__WHAT THE EXERCISE ASKS__
Look through the material below and give the number of lines holding "JSON", with no other words.

__DATASET ROWS__
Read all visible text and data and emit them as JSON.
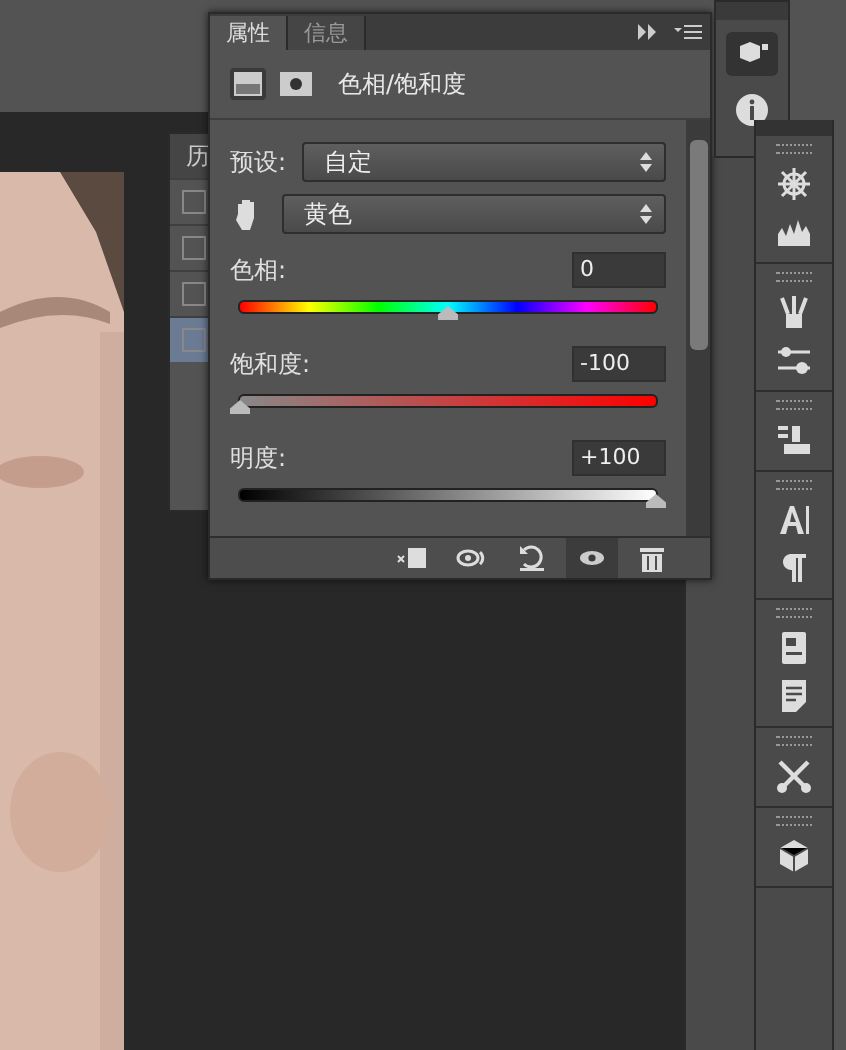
{
  "properties_panel": {
    "tabs": [
      {
        "label": "属性",
        "selected": true
      },
      {
        "label": "信息",
        "selected": false
      }
    ],
    "header": {
      "title": "色相/饱和度"
    },
    "preset": {
      "label": "预设:",
      "value": "自定"
    },
    "channel": {
      "value": "黄色"
    },
    "sliders": [
      {
        "kind": "hue",
        "label": "色相:",
        "value": "0",
        "level": 0.5
      },
      {
        "kind": "saturation",
        "label": "饱和度:",
        "value": "-100",
        "level": 0
      },
      {
        "kind": "lightness",
        "label": "明度:",
        "value": "+100",
        "level": 1
      }
    ],
    "footer_buttons": [
      {
        "kind": "clip",
        "selected": false
      },
      {
        "kind": "view-previous",
        "selected": false
      },
      {
        "kind": "reset",
        "selected": false
      },
      {
        "kind": "visibility",
        "selected": true
      },
      {
        "kind": "delete",
        "selected": false
      }
    ]
  },
  "history_panel": {
    "tab": "历",
    "items": [
      {
        "selected": false
      },
      {
        "selected": false
      },
      {
        "selected": false
      },
      {
        "selected": true
      }
    ]
  }
}
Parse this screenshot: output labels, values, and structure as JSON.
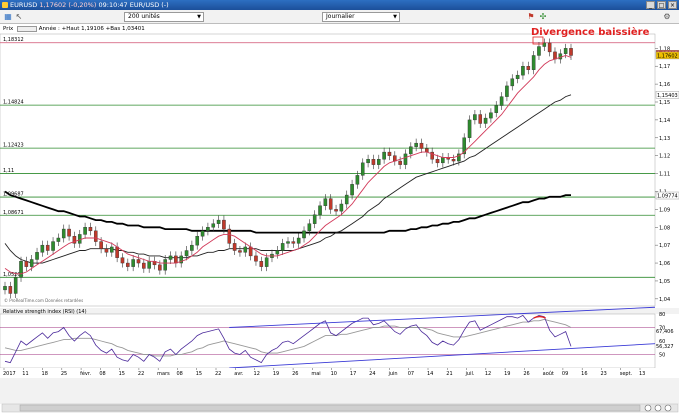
{
  "window": {
    "title_symbol": "EURUSD",
    "title_price": "1,17602",
    "title_change": "(-0,20%)",
    "title_time": "09:10:47 EUR/USD (-)",
    "minimize": "_",
    "restore": "□",
    "close": "×"
  },
  "toolbar": {
    "units_value": "200 unités",
    "period_value": "Journalier"
  },
  "price_panel": {
    "label": "Prix",
    "info": "Année : +Haut 1,19106 +Bas 1,03401",
    "watermark": "© ProRealTime.com  Données retardées"
  },
  "rsi_panel": {
    "title": "Relative strength index (RSI) (14)"
  },
  "colors": {
    "candle_up": "#2e8b2e",
    "candle_down": "#c0392b",
    "ma_short": "#d23a5a",
    "ma_mid": "#222222",
    "ma_long": "#000000",
    "rsi_line": "#4b2a9b",
    "rsi_signal": "#999999",
    "trend_line": "#3b3bd6",
    "hline": "#2e8b2e",
    "annotation": "#e02020"
  },
  "chart_data": {
    "type": "candlestick",
    "title": "",
    "annotation": "Divergence baissière",
    "ylim": [
      1.036,
      1.188
    ],
    "y_ticks": [
      "1,18",
      "1,17",
      "1,16",
      "1,15",
      "1,14",
      "1,13",
      "1,12",
      "1,11",
      "1,1",
      "1,09",
      "1,08",
      "1,07",
      "1,06",
      "1,05",
      "1,04"
    ],
    "y_tick_values": [
      1.18,
      1.17,
      1.16,
      1.15,
      1.14,
      1.13,
      1.12,
      1.11,
      1.1,
      1.09,
      1.08,
      1.07,
      1.06,
      1.05,
      1.04
    ],
    "horizontal_levels": [
      {
        "label": "1,18312",
        "value": 1.18312,
        "color": "#d05070"
      },
      {
        "label": "1,14824",
        "value": 1.14824,
        "color": "#2e8b2e"
      },
      {
        "label": "1,12423",
        "value": 1.12423,
        "color": "#2e8b2e"
      },
      {
        "label": "1,11",
        "value": 1.11,
        "color": "#2e8b2e"
      },
      {
        "label": "1,09687",
        "value": 1.09687,
        "color": "#2e8b2e"
      },
      {
        "label": "1,08671",
        "value": 1.08671,
        "color": "#2e8b2e"
      },
      {
        "label": "1,05202",
        "value": 1.05202,
        "color": "#2e8b2e"
      }
    ],
    "price_labels": [
      {
        "label": "1,17697",
        "value": 1.17697,
        "color": "#c0392b"
      },
      {
        "label": "1,17602",
        "value": 1.17602,
        "color": "#f0c000"
      },
      {
        "label": "1,15403",
        "value": 1.15403,
        "color": "#ffffff"
      },
      {
        "label": "1,09774",
        "value": 1.09774,
        "color": "#ffffff"
      }
    ],
    "x_ticks": [
      "2017",
      "11",
      "18",
      "25",
      "févr.",
      "08",
      "15",
      "22",
      "mars",
      "08",
      "15",
      "22",
      "avr.",
      "12",
      "19",
      "26",
      "mai",
      "10",
      "17",
      "24",
      "juin",
      "07",
      "14",
      "21",
      "juil.",
      "12",
      "19",
      "26",
      "août",
      "09",
      "16",
      "23",
      "sept.",
      "13"
    ],
    "close": [
      1.047,
      1.043,
      1.052,
      1.061,
      1.058,
      1.062,
      1.066,
      1.07,
      1.067,
      1.072,
      1.074,
      1.079,
      1.075,
      1.071,
      1.076,
      1.08,
      1.078,
      1.072,
      1.068,
      1.066,
      1.069,
      1.063,
      1.06,
      1.058,
      1.062,
      1.06,
      1.057,
      1.061,
      1.059,
      1.056,
      1.062,
      1.064,
      1.06,
      1.064,
      1.067,
      1.07,
      1.075,
      1.078,
      1.08,
      1.082,
      1.084,
      1.079,
      1.071,
      1.067,
      1.066,
      1.069,
      1.064,
      1.061,
      1.058,
      1.063,
      1.065,
      1.067,
      1.071,
      1.072,
      1.071,
      1.074,
      1.078,
      1.082,
      1.087,
      1.092,
      1.096,
      1.09,
      1.089,
      1.093,
      1.098,
      1.104,
      1.109,
      1.116,
      1.118,
      1.115,
      1.118,
      1.122,
      1.12,
      1.117,
      1.115,
      1.121,
      1.125,
      1.127,
      1.124,
      1.122,
      1.118,
      1.116,
      1.119,
      1.118,
      1.117,
      1.121,
      1.13,
      1.14,
      1.143,
      1.138,
      1.141,
      1.144,
      1.148,
      1.153,
      1.159,
      1.163,
      1.165,
      1.17,
      1.168,
      1.176,
      1.181,
      1.183,
      1.178,
      1.174,
      1.177,
      1.18,
      1.176
    ],
    "ma_short": [
      1.057,
      1.055,
      1.054,
      1.054,
      1.055,
      1.057,
      1.059,
      1.061,
      1.063,
      1.065,
      1.067,
      1.069,
      1.071,
      1.072,
      1.073,
      1.074,
      1.074,
      1.074,
      1.073,
      1.072,
      1.071,
      1.069,
      1.067,
      1.065,
      1.064,
      1.063,
      1.062,
      1.061,
      1.061,
      1.06,
      1.06,
      1.06,
      1.06,
      1.061,
      1.062,
      1.064,
      1.066,
      1.069,
      1.071,
      1.073,
      1.075,
      1.076,
      1.076,
      1.075,
      1.073,
      1.071,
      1.069,
      1.067,
      1.065,
      1.064,
      1.064,
      1.064,
      1.065,
      1.066,
      1.067,
      1.068,
      1.07,
      1.072,
      1.075,
      1.078,
      1.081,
      1.083,
      1.085,
      1.087,
      1.09,
      1.093,
      1.097,
      1.101,
      1.105,
      1.108,
      1.111,
      1.114,
      1.116,
      1.117,
      1.118,
      1.119,
      1.12,
      1.121,
      1.122,
      1.122,
      1.121,
      1.12,
      1.119,
      1.119,
      1.119,
      1.12,
      1.122,
      1.125,
      1.128,
      1.131,
      1.134,
      1.137,
      1.14,
      1.143,
      1.147,
      1.151,
      1.155,
      1.158,
      1.161,
      1.164,
      1.168,
      1.171,
      1.173,
      1.174,
      1.175,
      1.176,
      1.175
    ],
    "ma_mid": [
      1.071,
      1.067,
      1.064,
      1.062,
      1.061,
      1.06,
      1.06,
      1.06,
      1.061,
      1.062,
      1.063,
      1.064,
      1.065,
      1.066,
      1.067,
      1.067,
      1.068,
      1.068,
      1.068,
      1.068,
      1.068,
      1.067,
      1.067,
      1.066,
      1.066,
      1.065,
      1.065,
      1.064,
      1.064,
      1.064,
      1.063,
      1.063,
      1.063,
      1.063,
      1.063,
      1.064,
      1.064,
      1.065,
      1.066,
      1.066,
      1.067,
      1.067,
      1.068,
      1.068,
      1.068,
      1.068,
      1.068,
      1.068,
      1.067,
      1.067,
      1.067,
      1.067,
      1.067,
      1.067,
      1.067,
      1.068,
      1.069,
      1.07,
      1.071,
      1.072,
      1.074,
      1.075,
      1.077,
      1.078,
      1.08,
      1.082,
      1.084,
      1.086,
      1.089,
      1.091,
      1.093,
      1.096,
      1.098,
      1.1,
      1.102,
      1.104,
      1.106,
      1.108,
      1.109,
      1.11,
      1.111,
      1.112,
      1.113,
      1.114,
      1.115,
      1.116,
      1.117,
      1.119,
      1.12,
      1.122,
      1.124,
      1.126,
      1.128,
      1.13,
      1.132,
      1.134,
      1.136,
      1.138,
      1.14,
      1.142,
      1.144,
      1.146,
      1.148,
      1.15,
      1.151,
      1.153,
      1.154
    ],
    "ma_long": [
      1.1,
      1.098,
      1.097,
      1.096,
      1.095,
      1.094,
      1.093,
      1.092,
      1.091,
      1.09,
      1.089,
      1.089,
      1.088,
      1.087,
      1.086,
      1.086,
      1.085,
      1.084,
      1.084,
      1.083,
      1.083,
      1.082,
      1.082,
      1.081,
      1.081,
      1.081,
      1.08,
      1.08,
      1.08,
      1.08,
      1.079,
      1.079,
      1.079,
      1.079,
      1.079,
      1.078,
      1.078,
      1.078,
      1.078,
      1.078,
      1.078,
      1.078,
      1.078,
      1.078,
      1.078,
      1.078,
      1.078,
      1.077,
      1.077,
      1.077,
      1.077,
      1.077,
      1.077,
      1.077,
      1.077,
      1.077,
      1.077,
      1.077,
      1.077,
      1.077,
      1.077,
      1.077,
      1.077,
      1.077,
      1.077,
      1.077,
      1.077,
      1.077,
      1.077,
      1.077,
      1.077,
      1.077,
      1.078,
      1.078,
      1.078,
      1.078,
      1.079,
      1.079,
      1.08,
      1.08,
      1.081,
      1.081,
      1.082,
      1.082,
      1.083,
      1.083,
      1.084,
      1.085,
      1.085,
      1.086,
      1.087,
      1.088,
      1.089,
      1.09,
      1.091,
      1.092,
      1.093,
      1.094,
      1.094,
      1.095,
      1.096,
      1.096,
      1.097,
      1.097,
      1.097,
      1.098,
      1.098
    ],
    "rsi_ylim": [
      40,
      80
    ],
    "rsi_ticks": [
      "80",
      "70",
      "60",
      "50"
    ],
    "rsi_tick_values": [
      80,
      70,
      60,
      50
    ],
    "rsi_labels": [
      {
        "label": "67,406",
        "value": 67.4
      },
      {
        "label": "56,327",
        "value": 56.3
      }
    ],
    "rsi_levels": [
      70,
      50
    ],
    "rsi": [
      45,
      44,
      52,
      60,
      57,
      60,
      63,
      66,
      62,
      66,
      67,
      70,
      64,
      60,
      64,
      67,
      64,
      57,
      53,
      51,
      54,
      48,
      46,
      45,
      50,
      48,
      45,
      50,
      48,
      45,
      52,
      54,
      50,
      54,
      57,
      60,
      64,
      66,
      67,
      68,
      69,
      62,
      54,
      51,
      50,
      53,
      48,
      46,
      44,
      50,
      53,
      55,
      59,
      60,
      58,
      61,
      64,
      67,
      70,
      73,
      75,
      66,
      64,
      67,
      70,
      73,
      75,
      77,
      77,
      72,
      73,
      75,
      71,
      67,
      65,
      69,
      71,
      72,
      67,
      64,
      59,
      57,
      60,
      58,
      57,
      61,
      68,
      74,
      75,
      68,
      70,
      72,
      74,
      76,
      78,
      78,
      77,
      79,
      74,
      77,
      79,
      78,
      68,
      63,
      65,
      67,
      56
    ],
    "rsi_signal": [
      55,
      54,
      53,
      53,
      54,
      55,
      56,
      57,
      58,
      59,
      60,
      61,
      61,
      62,
      62,
      62,
      62,
      61,
      60,
      59,
      58,
      56,
      55,
      53,
      52,
      51,
      50,
      50,
      49,
      49,
      49,
      49,
      50,
      50,
      51,
      52,
      54,
      55,
      57,
      58,
      59,
      60,
      59,
      58,
      57,
      56,
      55,
      54,
      52,
      51,
      51,
      51,
      52,
      53,
      54,
      55,
      56,
      58,
      60,
      62,
      64,
      64,
      64,
      65,
      65,
      66,
      67,
      68,
      69,
      70,
      70,
      71,
      71,
      71,
      70,
      70,
      70,
      70,
      70,
      69,
      68,
      66,
      65,
      64,
      63,
      63,
      63,
      64,
      65,
      66,
      67,
      68,
      69,
      70,
      71,
      72,
      73,
      74,
      74,
      75,
      75,
      76,
      75,
      74,
      73,
      72,
      70
    ],
    "rsi_trendlines": [
      {
        "from": [
          42,
          70
        ],
        "to": [
          106,
          85
        ]
      },
      {
        "from": [
          42,
          40
        ],
        "to": [
          106,
          58
        ]
      }
    ]
  }
}
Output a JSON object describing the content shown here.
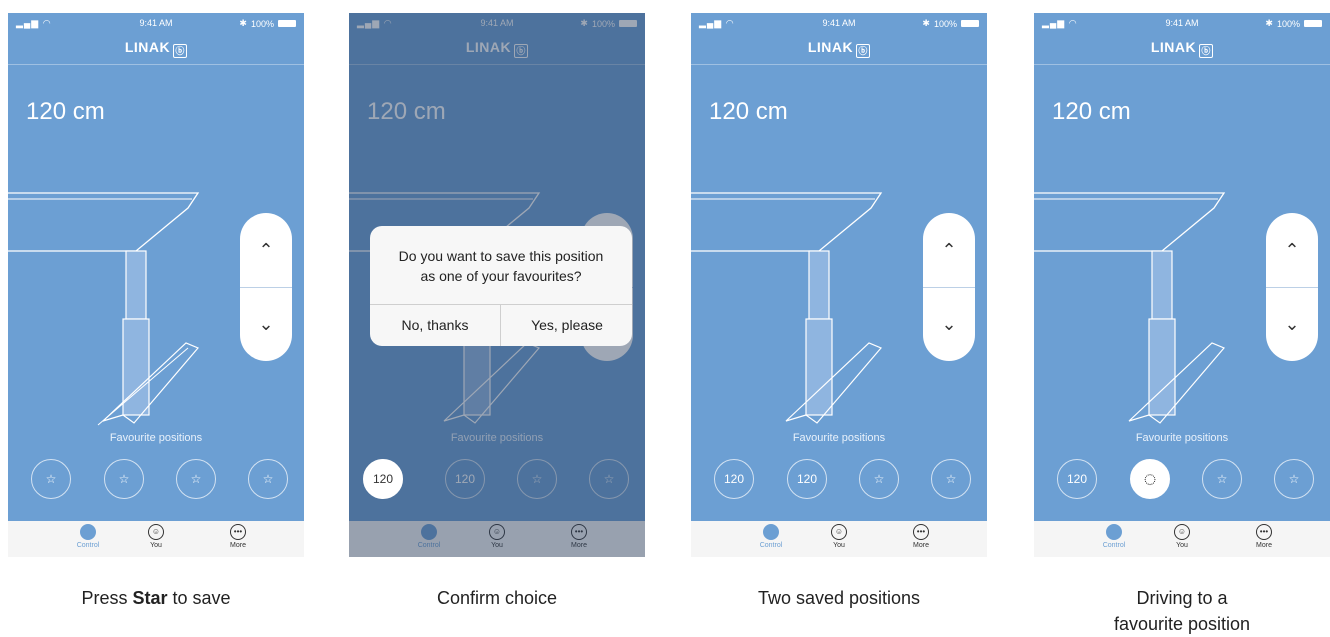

__OUTPUT FOR THIS TASK__
3